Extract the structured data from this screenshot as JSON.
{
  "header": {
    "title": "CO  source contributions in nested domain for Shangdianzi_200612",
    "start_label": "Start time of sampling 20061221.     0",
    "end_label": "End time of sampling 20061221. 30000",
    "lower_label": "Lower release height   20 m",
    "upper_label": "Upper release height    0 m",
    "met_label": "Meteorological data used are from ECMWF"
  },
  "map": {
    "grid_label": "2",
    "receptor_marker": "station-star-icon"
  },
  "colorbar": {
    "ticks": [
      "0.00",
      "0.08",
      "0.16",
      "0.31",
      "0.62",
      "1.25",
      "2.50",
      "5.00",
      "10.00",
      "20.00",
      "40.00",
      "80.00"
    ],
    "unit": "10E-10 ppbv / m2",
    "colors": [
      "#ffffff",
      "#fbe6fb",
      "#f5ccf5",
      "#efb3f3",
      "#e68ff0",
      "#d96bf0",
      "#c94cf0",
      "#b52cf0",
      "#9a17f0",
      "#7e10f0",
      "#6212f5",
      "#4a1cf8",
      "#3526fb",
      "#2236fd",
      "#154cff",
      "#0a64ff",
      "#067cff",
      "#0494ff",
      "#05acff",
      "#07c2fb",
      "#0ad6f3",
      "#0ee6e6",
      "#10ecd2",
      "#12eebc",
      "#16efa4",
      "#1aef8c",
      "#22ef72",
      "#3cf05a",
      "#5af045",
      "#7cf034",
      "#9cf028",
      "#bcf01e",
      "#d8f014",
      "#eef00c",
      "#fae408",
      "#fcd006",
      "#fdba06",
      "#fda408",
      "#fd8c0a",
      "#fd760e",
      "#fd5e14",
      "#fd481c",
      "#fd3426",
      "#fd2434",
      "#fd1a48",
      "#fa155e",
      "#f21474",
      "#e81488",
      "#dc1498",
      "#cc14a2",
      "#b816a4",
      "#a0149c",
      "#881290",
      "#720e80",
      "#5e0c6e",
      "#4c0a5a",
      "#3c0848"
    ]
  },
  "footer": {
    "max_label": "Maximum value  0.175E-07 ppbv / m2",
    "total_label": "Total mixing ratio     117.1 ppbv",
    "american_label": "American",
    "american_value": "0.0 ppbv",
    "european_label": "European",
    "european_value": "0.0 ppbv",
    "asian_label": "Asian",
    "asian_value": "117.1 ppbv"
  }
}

-----

What count of lines in the listing contain the word "data"? Reply with the number only.

2